# Start of DATA EXTRACT

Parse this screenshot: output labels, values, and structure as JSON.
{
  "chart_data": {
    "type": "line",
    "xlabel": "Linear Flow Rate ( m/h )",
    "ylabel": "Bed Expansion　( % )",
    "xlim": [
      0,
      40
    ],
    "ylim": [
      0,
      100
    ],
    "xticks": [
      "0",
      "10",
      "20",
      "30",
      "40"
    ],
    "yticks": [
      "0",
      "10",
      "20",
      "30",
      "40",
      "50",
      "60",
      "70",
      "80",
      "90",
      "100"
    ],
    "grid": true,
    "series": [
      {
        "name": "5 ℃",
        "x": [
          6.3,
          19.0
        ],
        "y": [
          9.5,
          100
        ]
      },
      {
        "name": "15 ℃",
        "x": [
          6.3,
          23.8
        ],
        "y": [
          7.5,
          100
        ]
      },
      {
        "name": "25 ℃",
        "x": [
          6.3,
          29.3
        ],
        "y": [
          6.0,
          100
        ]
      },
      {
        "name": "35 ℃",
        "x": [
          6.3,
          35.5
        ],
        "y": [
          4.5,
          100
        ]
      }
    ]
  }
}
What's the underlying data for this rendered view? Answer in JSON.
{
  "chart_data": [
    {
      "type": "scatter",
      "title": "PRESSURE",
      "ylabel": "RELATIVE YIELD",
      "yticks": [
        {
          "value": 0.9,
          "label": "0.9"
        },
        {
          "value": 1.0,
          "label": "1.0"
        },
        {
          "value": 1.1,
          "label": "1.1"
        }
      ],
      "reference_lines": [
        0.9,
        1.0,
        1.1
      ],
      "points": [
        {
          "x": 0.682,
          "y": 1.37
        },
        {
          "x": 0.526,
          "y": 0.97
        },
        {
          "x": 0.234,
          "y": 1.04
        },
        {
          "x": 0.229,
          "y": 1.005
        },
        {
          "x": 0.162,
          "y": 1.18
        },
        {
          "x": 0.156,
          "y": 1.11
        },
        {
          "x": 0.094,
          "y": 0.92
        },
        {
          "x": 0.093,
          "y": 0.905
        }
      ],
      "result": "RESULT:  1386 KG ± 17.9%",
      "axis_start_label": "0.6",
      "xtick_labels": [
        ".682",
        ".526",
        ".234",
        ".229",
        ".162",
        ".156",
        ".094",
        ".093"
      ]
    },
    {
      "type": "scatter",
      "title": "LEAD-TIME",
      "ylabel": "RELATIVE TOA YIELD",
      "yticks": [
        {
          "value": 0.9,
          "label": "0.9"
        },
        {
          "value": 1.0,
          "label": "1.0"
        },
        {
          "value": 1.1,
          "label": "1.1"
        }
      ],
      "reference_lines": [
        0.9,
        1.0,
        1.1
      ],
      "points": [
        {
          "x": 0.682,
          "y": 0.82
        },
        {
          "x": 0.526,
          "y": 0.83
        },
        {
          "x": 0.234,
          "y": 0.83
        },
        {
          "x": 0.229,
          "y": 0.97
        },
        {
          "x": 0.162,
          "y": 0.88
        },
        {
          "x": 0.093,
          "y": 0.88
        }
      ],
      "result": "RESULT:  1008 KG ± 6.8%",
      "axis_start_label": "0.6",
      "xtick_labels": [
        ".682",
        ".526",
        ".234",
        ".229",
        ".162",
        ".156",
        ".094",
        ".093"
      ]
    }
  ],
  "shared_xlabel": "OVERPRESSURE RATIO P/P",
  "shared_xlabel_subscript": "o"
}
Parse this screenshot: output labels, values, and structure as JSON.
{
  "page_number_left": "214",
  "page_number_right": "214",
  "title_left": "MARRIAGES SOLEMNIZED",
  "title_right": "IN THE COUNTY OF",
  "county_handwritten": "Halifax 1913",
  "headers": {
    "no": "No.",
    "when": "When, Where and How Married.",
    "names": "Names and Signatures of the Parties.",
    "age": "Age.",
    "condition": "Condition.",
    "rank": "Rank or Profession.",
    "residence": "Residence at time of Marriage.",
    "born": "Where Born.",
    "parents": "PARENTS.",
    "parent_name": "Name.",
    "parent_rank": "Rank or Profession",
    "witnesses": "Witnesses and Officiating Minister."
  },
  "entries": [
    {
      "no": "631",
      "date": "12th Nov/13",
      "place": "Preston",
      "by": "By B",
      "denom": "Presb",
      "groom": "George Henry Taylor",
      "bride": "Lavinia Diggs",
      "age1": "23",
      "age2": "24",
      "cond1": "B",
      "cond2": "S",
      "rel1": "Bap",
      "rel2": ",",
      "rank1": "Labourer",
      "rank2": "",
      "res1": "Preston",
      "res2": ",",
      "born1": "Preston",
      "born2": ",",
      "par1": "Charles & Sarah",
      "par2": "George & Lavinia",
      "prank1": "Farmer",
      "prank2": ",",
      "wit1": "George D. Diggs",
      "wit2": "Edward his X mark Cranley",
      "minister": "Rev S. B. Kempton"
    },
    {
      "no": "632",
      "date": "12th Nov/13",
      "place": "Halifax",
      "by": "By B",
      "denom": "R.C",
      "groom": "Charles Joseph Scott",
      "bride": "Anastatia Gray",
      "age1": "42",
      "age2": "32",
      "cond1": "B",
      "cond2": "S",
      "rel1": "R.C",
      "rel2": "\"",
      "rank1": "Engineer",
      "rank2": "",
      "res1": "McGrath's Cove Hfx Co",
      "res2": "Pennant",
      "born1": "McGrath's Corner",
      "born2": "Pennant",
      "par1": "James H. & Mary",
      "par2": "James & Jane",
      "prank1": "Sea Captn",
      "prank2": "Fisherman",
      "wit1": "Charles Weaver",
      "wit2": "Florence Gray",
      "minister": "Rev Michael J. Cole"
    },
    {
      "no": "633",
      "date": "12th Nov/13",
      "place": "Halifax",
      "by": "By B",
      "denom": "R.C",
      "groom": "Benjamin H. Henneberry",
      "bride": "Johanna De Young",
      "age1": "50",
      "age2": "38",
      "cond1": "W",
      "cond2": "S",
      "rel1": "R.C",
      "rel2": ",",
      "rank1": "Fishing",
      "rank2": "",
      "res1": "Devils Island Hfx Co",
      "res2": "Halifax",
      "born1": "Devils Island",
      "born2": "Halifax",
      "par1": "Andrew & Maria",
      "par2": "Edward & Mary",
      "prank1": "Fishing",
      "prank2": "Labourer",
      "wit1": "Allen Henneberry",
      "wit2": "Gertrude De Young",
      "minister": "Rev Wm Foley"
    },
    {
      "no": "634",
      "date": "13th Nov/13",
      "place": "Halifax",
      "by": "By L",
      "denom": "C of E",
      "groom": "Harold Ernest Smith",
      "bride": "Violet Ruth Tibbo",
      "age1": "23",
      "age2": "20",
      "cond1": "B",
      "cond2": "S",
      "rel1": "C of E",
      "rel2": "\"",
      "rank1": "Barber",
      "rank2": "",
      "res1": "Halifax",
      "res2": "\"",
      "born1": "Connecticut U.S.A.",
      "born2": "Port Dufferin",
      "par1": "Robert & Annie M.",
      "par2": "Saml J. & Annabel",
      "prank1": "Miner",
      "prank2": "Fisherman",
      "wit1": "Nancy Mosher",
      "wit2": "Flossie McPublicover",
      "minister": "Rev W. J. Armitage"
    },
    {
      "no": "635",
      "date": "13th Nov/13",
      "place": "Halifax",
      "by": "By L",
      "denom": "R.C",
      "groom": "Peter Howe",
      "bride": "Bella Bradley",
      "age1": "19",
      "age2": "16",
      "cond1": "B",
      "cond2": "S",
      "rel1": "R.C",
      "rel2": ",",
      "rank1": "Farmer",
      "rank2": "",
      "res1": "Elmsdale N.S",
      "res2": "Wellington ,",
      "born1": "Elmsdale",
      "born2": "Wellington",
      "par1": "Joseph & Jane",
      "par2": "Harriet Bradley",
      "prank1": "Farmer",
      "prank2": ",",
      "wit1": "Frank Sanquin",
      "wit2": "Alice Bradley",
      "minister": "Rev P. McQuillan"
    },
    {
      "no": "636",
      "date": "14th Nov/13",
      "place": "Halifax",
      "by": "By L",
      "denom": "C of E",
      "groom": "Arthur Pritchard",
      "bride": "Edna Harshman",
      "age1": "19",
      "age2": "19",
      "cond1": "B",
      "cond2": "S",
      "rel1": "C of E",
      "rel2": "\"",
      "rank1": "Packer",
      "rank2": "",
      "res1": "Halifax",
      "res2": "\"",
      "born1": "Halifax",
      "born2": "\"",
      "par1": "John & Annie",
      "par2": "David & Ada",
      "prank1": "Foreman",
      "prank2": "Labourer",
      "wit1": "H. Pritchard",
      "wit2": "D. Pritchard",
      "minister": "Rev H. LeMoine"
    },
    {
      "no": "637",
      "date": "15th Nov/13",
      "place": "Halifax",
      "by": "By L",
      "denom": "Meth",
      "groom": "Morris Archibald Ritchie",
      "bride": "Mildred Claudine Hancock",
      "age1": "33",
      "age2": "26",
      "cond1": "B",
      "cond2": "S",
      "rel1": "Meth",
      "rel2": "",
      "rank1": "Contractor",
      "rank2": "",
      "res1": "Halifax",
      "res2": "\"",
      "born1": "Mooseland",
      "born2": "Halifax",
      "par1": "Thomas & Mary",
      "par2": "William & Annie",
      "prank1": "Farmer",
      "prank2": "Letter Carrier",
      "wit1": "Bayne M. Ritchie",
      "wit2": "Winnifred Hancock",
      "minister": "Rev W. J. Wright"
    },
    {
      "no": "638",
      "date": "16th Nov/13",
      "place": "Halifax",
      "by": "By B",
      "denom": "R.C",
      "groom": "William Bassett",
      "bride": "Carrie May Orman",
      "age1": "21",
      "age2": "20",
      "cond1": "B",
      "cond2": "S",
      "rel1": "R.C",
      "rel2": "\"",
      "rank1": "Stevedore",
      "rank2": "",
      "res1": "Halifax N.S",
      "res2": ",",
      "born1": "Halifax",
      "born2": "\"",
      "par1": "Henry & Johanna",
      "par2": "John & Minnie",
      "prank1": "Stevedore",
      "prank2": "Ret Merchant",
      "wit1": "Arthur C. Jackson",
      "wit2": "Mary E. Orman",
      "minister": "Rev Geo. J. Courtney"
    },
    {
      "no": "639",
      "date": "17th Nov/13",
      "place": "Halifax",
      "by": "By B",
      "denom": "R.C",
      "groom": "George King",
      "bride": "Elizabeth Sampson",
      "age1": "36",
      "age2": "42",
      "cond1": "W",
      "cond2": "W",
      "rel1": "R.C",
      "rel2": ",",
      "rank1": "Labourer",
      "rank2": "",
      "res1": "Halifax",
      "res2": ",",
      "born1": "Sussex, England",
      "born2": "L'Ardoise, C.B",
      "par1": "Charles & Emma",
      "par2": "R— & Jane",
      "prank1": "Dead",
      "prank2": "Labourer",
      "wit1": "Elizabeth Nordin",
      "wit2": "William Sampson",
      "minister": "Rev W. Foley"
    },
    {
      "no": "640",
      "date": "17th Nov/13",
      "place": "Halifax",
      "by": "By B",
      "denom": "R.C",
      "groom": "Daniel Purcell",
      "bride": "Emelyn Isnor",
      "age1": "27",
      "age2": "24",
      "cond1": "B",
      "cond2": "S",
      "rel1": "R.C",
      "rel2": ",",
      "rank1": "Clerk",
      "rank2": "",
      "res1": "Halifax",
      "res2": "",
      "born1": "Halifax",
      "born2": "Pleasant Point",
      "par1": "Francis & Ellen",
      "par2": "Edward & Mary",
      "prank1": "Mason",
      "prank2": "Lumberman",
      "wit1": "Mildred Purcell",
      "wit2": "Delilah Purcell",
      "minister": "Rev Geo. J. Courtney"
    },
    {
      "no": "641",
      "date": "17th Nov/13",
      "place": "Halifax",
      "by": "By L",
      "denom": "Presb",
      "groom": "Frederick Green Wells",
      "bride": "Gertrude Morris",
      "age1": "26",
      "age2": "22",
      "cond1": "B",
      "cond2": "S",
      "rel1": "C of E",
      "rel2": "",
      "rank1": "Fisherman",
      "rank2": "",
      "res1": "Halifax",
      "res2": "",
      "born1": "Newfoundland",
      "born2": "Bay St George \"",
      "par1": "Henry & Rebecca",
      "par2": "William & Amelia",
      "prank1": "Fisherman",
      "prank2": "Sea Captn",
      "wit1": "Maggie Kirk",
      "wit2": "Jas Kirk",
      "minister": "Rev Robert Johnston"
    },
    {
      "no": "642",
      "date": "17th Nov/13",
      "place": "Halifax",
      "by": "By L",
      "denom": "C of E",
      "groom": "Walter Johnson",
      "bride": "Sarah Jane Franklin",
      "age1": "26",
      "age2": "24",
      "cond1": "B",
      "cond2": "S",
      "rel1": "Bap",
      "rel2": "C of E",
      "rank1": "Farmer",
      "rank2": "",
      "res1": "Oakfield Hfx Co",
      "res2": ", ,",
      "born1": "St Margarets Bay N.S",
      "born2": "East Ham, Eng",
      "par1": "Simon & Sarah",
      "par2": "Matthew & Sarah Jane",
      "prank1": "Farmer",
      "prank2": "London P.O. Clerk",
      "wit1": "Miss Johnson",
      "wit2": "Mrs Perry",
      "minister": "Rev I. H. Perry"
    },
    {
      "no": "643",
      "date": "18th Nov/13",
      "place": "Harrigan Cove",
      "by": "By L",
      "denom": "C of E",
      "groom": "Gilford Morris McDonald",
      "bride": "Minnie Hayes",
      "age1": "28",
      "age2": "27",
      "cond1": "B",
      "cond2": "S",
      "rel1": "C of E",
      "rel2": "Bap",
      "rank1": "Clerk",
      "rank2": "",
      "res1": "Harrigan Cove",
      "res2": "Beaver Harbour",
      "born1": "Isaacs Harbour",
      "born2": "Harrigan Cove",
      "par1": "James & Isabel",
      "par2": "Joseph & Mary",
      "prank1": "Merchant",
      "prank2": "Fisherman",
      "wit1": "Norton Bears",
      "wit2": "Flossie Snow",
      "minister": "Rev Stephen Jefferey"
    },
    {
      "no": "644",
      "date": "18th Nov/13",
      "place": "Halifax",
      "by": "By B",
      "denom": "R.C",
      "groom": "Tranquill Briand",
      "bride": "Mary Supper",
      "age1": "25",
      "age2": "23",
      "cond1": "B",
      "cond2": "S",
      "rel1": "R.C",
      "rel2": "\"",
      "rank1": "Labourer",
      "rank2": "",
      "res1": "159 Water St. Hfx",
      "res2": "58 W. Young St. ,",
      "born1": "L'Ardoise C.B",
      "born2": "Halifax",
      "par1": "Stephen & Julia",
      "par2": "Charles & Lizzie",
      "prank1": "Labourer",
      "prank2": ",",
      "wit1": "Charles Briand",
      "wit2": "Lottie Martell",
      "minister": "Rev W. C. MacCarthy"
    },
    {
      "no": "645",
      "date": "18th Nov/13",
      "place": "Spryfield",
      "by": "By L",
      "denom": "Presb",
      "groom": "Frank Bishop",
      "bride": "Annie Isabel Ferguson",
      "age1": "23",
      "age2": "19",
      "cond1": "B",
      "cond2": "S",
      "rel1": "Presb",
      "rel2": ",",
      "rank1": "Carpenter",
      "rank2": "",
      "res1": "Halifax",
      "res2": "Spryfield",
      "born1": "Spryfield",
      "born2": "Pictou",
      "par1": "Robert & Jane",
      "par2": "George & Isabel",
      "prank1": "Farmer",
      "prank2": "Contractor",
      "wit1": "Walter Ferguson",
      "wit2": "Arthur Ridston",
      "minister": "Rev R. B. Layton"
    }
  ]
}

# End of DATA EXTRACT

* _PROBLEM REQUIREMENTS_
Read the entries and pick out all lines that include the word "Sampson".

* _RESPONSE TO THIS EXERCISE_
      "bride": "Elizabeth Sampson",
      "wit2": "William Sampson",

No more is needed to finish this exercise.